» THE EXERCISE:
Copy out all lines carrying the word "positive".
####
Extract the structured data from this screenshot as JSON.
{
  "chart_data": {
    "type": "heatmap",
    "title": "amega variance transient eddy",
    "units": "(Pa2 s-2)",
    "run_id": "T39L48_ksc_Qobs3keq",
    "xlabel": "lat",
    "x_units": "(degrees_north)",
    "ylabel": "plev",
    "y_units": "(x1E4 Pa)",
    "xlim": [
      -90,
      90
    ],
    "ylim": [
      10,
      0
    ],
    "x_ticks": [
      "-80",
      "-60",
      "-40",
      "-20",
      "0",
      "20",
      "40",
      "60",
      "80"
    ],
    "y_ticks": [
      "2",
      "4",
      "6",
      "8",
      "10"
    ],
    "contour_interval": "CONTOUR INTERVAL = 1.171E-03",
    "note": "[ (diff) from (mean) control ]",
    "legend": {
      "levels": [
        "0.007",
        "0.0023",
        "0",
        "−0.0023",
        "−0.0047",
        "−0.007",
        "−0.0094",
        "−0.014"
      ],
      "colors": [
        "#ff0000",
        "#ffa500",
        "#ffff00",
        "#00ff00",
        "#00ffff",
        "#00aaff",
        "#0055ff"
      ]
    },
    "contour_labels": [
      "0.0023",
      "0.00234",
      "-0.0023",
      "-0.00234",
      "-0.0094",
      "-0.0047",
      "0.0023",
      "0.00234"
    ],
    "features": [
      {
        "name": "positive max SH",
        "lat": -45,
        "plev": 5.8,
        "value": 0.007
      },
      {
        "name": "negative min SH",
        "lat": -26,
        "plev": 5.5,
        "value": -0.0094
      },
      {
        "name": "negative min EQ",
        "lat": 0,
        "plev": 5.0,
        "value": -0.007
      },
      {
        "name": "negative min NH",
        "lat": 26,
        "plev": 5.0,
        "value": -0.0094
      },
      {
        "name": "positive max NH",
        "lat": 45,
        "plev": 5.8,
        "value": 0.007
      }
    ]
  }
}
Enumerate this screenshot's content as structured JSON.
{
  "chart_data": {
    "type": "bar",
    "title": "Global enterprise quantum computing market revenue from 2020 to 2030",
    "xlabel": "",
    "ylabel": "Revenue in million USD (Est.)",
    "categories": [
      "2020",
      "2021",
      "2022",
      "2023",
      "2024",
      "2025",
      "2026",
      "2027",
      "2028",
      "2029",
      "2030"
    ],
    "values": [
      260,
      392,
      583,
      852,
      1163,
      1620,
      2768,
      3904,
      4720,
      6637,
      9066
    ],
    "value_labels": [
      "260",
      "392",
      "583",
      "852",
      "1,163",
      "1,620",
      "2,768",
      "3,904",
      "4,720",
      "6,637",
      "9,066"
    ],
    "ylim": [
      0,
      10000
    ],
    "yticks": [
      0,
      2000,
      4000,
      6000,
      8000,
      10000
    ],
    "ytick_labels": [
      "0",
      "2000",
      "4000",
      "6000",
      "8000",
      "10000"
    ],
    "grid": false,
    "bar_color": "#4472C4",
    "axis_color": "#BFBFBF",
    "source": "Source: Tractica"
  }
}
####
» REPLY TO THE TASK:
        "name": "positive max SH",
        "name": "positive max NH",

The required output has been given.